Excerpts from a figure dataset

— start —

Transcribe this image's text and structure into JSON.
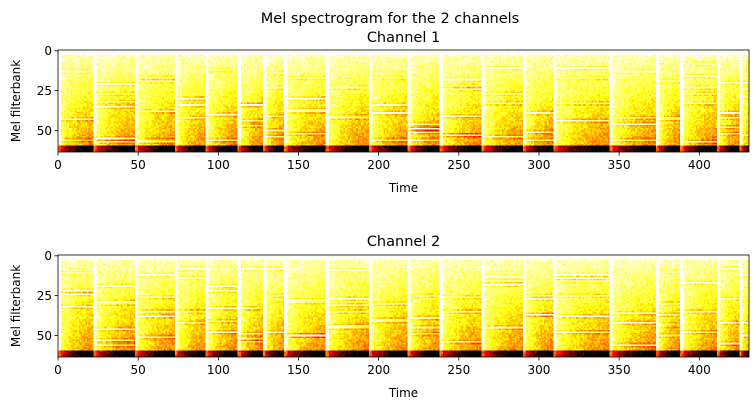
{
  "figure": {
    "suptitle": "Mel spectrogram for the 2 channels",
    "colormap": "hot",
    "background": "#ffffff"
  },
  "chart_data": [
    {
      "type": "heatmap",
      "title": "Channel 1",
      "xlabel": "Time",
      "ylabel": "Mel filterbank",
      "xlim": [
        0,
        431
      ],
      "ylim": [
        63.5,
        -0.5
      ],
      "xticks": [
        0,
        50,
        100,
        150,
        200,
        250,
        300,
        350,
        400
      ],
      "yticks": [
        0,
        25,
        50
      ],
      "n_mels": 64,
      "n_frames": 431,
      "onset_frames": [
        0,
        22,
        48,
        73,
        92,
        112,
        128,
        141,
        167,
        194,
        218,
        238,
        264,
        290,
        309,
        344,
        373,
        388,
        411,
        425
      ],
      "grid": false
    },
    {
      "type": "heatmap",
      "title": "Channel 2",
      "xlabel": "Time",
      "ylabel": "Mel filterbank",
      "xlim": [
        0,
        431
      ],
      "ylim": [
        63.5,
        -0.5
      ],
      "xticks": [
        0,
        50,
        100,
        150,
        200,
        250,
        300,
        350,
        400
      ],
      "yticks": [
        0,
        25,
        50
      ],
      "n_mels": 64,
      "n_frames": 431,
      "onset_frames": [
        0,
        22,
        48,
        73,
        92,
        112,
        128,
        141,
        167,
        194,
        218,
        238,
        264,
        290,
        309,
        344,
        373,
        388,
        411,
        425
      ],
      "grid": false
    }
  ]
}
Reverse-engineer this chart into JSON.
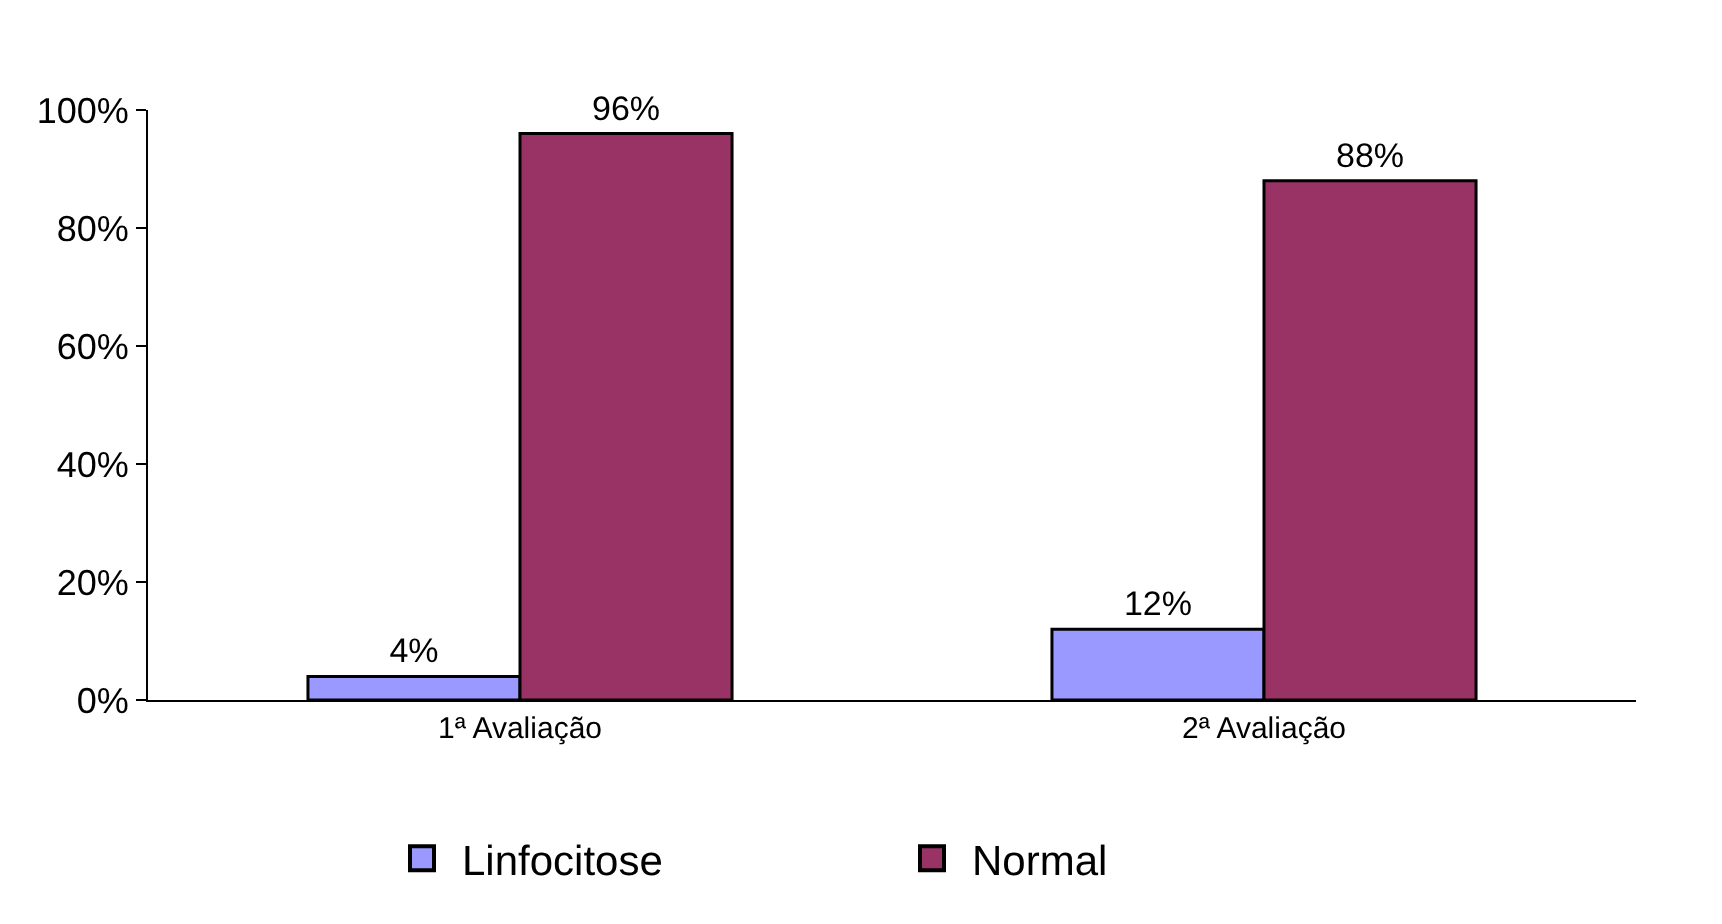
{
  "chart_data": {
    "type": "bar",
    "categories": [
      "1ª Avaliação",
      "2ª Avaliação"
    ],
    "series": [
      {
        "name": "Linfocitose",
        "color": "#9999ff",
        "values": [
          4,
          12
        ],
        "value_labels": [
          "4%",
          "12%"
        ]
      },
      {
        "name": "Normal",
        "color": "#993366",
        "values": [
          96,
          88
        ],
        "value_labels": [
          "96%",
          "88%"
        ]
      }
    ],
    "ylim": [
      0,
      100
    ],
    "yticks": [
      {
        "value": 0,
        "label": "0%"
      },
      {
        "value": 20,
        "label": "20%"
      },
      {
        "value": 40,
        "label": "40%"
      },
      {
        "value": 60,
        "label": "60%"
      },
      {
        "value": 80,
        "label": "80%"
      },
      {
        "value": 100,
        "label": "100%"
      }
    ],
    "grid": false,
    "legend": "bottom"
  }
}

— end —

• [Exercise details] Transcribe all the data word for word; the images stay out.

• [Full answer]
Transcribe this image's text and structure into JSON.
{
  "figure": {
    "suptitle": "Mel spectrogram for the 2 channels",
    "colormap": "hot",
    "background": "#ffffff"
  },
  "chart_data": [
    {
      "type": "heatmap",
      "title": "Channel 1",
      "xlabel": "Time",
      "ylabel": "Mel filterbank",
      "xlim": [
        0,
        431
      ],
      "ylim": [
        63.5,
        -0.5
      ],
      "xticks": [
        0,
        50,
        100,
        150,
        200,
        250,
        300,
        350,
        400
      ],
      "yticks": [
        0,
        25,
        50
      ],
      "n_mels": 64,
      "n_frames": 431,
      "onset_frames": [
        0,
        22,
        48,
        73,
        92,
        112,
        128,
        141,
        167,
        194,
        218,
        238,
        264,
        290,
        309,
        344,
        373,
        388,
        411,
        425
      ],
      "grid": false
    },
    {
      "type": "heatmap",
      "title": "Channel 2",
      "xlabel": "Time",
      "ylabel": "Mel filterbank",
      "xlim": [
        0,
        431
      ],
      "ylim": [
        63.5,
        -0.5
      ],
      "xticks": [
        0,
        50,
        100,
        150,
        200,
        250,
        300,
        350,
        400
      ],
      "yticks": [
        0,
        25,
        50
      ],
      "n_mels": 64,
      "n_frames": 431,
      "onset_frames": [
        0,
        22,
        48,
        73,
        92,
        112,
        128,
        141,
        167,
        194,
        218,
        238,
        264,
        290,
        309,
        344,
        373,
        388,
        411,
        425
      ],
      "grid": false
    }
  ]
}
Reverse-engineer this chart into JSON.
{
  "chart_data": {
    "type": "bar",
    "categories": [
      "1ª Avaliação",
      "2ª Avaliação"
    ],
    "series": [
      {
        "name": "Linfocitose",
        "color": "#9999ff",
        "values": [
          4,
          12
        ],
        "value_labels": [
          "4%",
          "12%"
        ]
      },
      {
        "name": "Normal",
        "color": "#993366",
        "values": [
          96,
          88
        ],
        "value_labels": [
          "96%",
          "88%"
        ]
      }
    ],
    "ylim": [
      0,
      100
    ],
    "yticks": [
      {
        "value": 0,
        "label": "0%"
      },
      {
        "value": 20,
        "label": "20%"
      },
      {
        "value": 40,
        "label": "40%"
      },
      {
        "value": 60,
        "label": "60%"
      },
      {
        "value": 80,
        "label": "80%"
      },
      {
        "value": 100,
        "label": "100%"
      }
    ],
    "grid": false,
    "legend": "bottom"
  }
}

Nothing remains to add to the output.